Dataset |

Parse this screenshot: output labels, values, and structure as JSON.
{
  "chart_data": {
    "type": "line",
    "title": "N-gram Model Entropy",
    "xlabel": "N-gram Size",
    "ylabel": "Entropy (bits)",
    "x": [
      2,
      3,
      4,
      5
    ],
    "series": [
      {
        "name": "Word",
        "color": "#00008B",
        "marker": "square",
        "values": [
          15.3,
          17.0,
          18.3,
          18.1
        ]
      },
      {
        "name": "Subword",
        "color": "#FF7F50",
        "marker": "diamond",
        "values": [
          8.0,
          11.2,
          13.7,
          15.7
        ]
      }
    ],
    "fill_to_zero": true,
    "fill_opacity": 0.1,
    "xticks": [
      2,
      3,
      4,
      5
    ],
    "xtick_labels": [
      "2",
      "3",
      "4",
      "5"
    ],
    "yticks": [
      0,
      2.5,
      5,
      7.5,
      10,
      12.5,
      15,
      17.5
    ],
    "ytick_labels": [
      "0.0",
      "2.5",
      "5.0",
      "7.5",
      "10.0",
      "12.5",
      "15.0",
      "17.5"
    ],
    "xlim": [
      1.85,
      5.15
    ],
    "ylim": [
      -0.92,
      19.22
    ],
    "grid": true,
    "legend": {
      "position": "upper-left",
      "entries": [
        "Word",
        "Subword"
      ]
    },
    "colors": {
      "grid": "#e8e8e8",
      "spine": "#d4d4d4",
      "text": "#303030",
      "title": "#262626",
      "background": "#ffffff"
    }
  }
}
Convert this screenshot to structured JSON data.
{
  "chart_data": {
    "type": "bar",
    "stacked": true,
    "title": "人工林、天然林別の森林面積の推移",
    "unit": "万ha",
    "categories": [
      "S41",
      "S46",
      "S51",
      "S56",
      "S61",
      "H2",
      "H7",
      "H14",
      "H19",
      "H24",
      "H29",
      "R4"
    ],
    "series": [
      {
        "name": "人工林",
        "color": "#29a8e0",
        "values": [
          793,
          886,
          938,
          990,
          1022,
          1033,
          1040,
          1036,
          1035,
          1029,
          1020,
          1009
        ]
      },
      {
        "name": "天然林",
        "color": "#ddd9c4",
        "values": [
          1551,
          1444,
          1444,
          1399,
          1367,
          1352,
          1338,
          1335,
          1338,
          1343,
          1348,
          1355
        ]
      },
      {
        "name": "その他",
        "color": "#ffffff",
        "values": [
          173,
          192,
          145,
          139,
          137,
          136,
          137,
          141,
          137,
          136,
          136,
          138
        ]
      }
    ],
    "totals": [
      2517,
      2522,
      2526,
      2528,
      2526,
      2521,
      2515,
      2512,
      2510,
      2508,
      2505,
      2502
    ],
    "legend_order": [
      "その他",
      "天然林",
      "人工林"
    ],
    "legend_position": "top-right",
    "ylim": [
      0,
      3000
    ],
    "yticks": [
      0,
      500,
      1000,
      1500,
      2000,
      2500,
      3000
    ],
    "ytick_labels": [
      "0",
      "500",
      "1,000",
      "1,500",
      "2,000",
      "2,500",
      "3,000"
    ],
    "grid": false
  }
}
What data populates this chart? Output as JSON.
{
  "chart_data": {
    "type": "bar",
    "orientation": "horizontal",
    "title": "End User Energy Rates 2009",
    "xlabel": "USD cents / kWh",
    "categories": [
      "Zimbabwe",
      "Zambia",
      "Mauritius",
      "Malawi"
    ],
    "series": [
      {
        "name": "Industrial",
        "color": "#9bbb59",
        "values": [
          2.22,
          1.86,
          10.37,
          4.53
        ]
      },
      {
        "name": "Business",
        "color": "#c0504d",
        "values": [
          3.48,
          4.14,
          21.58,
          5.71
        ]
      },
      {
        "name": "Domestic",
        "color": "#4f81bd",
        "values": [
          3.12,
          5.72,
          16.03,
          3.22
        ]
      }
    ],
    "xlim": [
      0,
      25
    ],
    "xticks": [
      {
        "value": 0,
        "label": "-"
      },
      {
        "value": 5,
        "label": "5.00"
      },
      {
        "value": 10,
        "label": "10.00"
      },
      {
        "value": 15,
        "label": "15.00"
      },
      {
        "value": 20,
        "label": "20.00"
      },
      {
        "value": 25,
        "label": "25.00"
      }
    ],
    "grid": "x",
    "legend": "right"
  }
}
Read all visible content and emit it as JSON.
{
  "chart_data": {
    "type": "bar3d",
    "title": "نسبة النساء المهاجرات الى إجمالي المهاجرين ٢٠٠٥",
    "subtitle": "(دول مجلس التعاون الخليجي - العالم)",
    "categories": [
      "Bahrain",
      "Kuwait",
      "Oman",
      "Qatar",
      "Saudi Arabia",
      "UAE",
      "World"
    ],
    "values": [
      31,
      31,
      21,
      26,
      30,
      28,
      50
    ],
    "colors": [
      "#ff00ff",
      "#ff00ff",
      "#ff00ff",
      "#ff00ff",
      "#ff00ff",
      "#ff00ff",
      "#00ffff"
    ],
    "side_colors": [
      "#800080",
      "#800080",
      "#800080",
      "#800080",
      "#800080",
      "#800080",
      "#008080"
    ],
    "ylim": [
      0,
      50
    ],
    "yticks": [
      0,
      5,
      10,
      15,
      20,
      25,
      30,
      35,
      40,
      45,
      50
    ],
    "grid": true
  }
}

Aim of the exercise |
Give the records above again, word for word.

Answer to this exercise |
Parse this screenshot: output labels, values, and structure as JSON.
{
  "chart_data": {
    "type": "line",
    "title": "N-gram Model Entropy",
    "xlabel": "N-gram Size",
    "ylabel": "Entropy (bits)",
    "x": [
      2,
      3,
      4,
      5
    ],
    "series": [
      {
        "name": "Word",
        "color": "#00008B",
        "marker": "square",
        "values": [
          15.3,
          17.0,
          18.3,
          18.1
        ]
      },
      {
        "name": "Subword",
        "color": "#FF7F50",
        "marker": "diamond",
        "values": [
          8.0,
          11.2,
          13.7,
          15.7
        ]
      }
    ],
    "fill_to_zero": true,
    "fill_opacity": 0.1,
    "xticks": [
      2,
      3,
      4,
      5
    ],
    "xtick_labels": [
      "2",
      "3",
      "4",
      "5"
    ],
    "yticks": [
      0,
      2.5,
      5,
      7.5,
      10,
      12.5,
      15,
      17.5
    ],
    "ytick_labels": [
      "0.0",
      "2.5",
      "5.0",
      "7.5",
      "10.0",
      "12.5",
      "15.0",
      "17.5"
    ],
    "xlim": [
      1.85,
      5.15
    ],
    "ylim": [
      -0.92,
      19.22
    ],
    "grid": true,
    "legend": {
      "position": "upper-left",
      "entries": [
        "Word",
        "Subword"
      ]
    },
    "colors": {
      "grid": "#e8e8e8",
      "spine": "#d4d4d4",
      "text": "#303030",
      "title": "#262626",
      "background": "#ffffff"
    }
  }
}
Convert this screenshot to structured JSON data.
{
  "chart_data": {
    "type": "bar",
    "stacked": true,
    "title": "人工林、天然林別の森林面積の推移",
    "unit": "万ha",
    "categories": [
      "S41",
      "S46",
      "S51",
      "S56",
      "S61",
      "H2",
      "H7",
      "H14",
      "H19",
      "H24",
      "H29",
      "R4"
    ],
    "series": [
      {
        "name": "人工林",
        "color": "#29a8e0",
        "values": [
          793,
          886,
          938,
          990,
          1022,
          1033,
          1040,
          1036,
          1035,
          1029,
          1020,
          1009
        ]
      },
      {
        "name": "天然林",
        "color": "#ddd9c4",
        "values": [
          1551,
          1444,
          1444,
          1399,
          1367,
          1352,
          1338,
          1335,
          1338,
          1343,
          1348,
          1355
        ]
      },
      {
        "name": "その他",
        "color": "#ffffff",
        "values": [
          173,
          192,
          145,
          139,
          137,
          136,
          137,
          141,
          137,
          136,
          136,
          138
        ]
      }
    ],
    "totals": [
      2517,
      2522,
      2526,
      2528,
      2526,
      2521,
      2515,
      2512,
      2510,
      2508,
      2505,
      2502
    ],
    "legend_order": [
      "その他",
      "天然林",
      "人工林"
    ],
    "legend_position": "top-right",
    "ylim": [
      0,
      3000
    ],
    "yticks": [
      0,
      500,
      1000,
      1500,
      2000,
      2500,
      3000
    ],
    "ytick_labels": [
      "0",
      "500",
      "1,000",
      "1,500",
      "2,000",
      "2,500",
      "3,000"
    ],
    "grid": false
  }
}
What data populates this chart? Output as JSON.
{
  "chart_data": {
    "type": "bar",
    "orientation": "horizontal",
    "title": "End User Energy Rates 2009",
    "xlabel": "USD cents / kWh",
    "categories": [
      "Zimbabwe",
      "Zambia",
      "Mauritius",
      "Malawi"
    ],
    "series": [
      {
        "name": "Industrial",
        "color": "#9bbb59",
        "values": [
          2.22,
          1.86,
          10.37,
          4.53
        ]
      },
      {
        "name": "Business",
        "color": "#c0504d",
        "values": [
          3.48,
          4.14,
          21.58,
          5.71
        ]
      },
      {
        "name": "Domestic",
        "color": "#4f81bd",
        "values": [
          3.12,
          5.72,
          16.03,
          3.22
        ]
      }
    ],
    "xlim": [
      0,
      25
    ],
    "xticks": [
      {
        "value": 0,
        "label": "-"
      },
      {
        "value": 5,
        "label": "5.00"
      },
      {
        "value": 10,
        "label": "10.00"
      },
      {
        "value": 15,
        "label": "15.00"
      },
      {
        "value": 20,
        "label": "20.00"
      },
      {
        "value": 25,
        "label": "25.00"
      }
    ],
    "grid": "x",
    "legend": "right"
  }
}
Read all visible content and emit it as JSON.
{
  "chart_data": {
    "type": "bar3d",
    "title": "نسبة النساء المهاجرات الى إجمالي المهاجرين ٢٠٠٥",
    "subtitle": "(دول مجلس التعاون الخليجي - العالم)",
    "categories": [
      "Bahrain",
      "Kuwait",
      "Oman",
      "Qatar",
      "Saudi Arabia",
      "UAE",
      "World"
    ],
    "values": [
      31,
      31,
      21,
      26,
      30,
      28,
      50
    ],
    "colors": [
      "#ff00ff",
      "#ff00ff",
      "#ff00ff",
      "#ff00ff",
      "#ff00ff",
      "#ff00ff",
      "#00ffff"
    ],
    "side_colors": [
      "#800080",
      "#800080",
      "#800080",
      "#800080",
      "#800080",
      "#800080",
      "#008080"
    ],
    "ylim": [
      0,
      50
    ],
    "yticks": [
      0,
      5,
      10,
      15,
      20,
      25,
      30,
      35,
      40,
      45,
      50
    ],
    "grid": true
  }
}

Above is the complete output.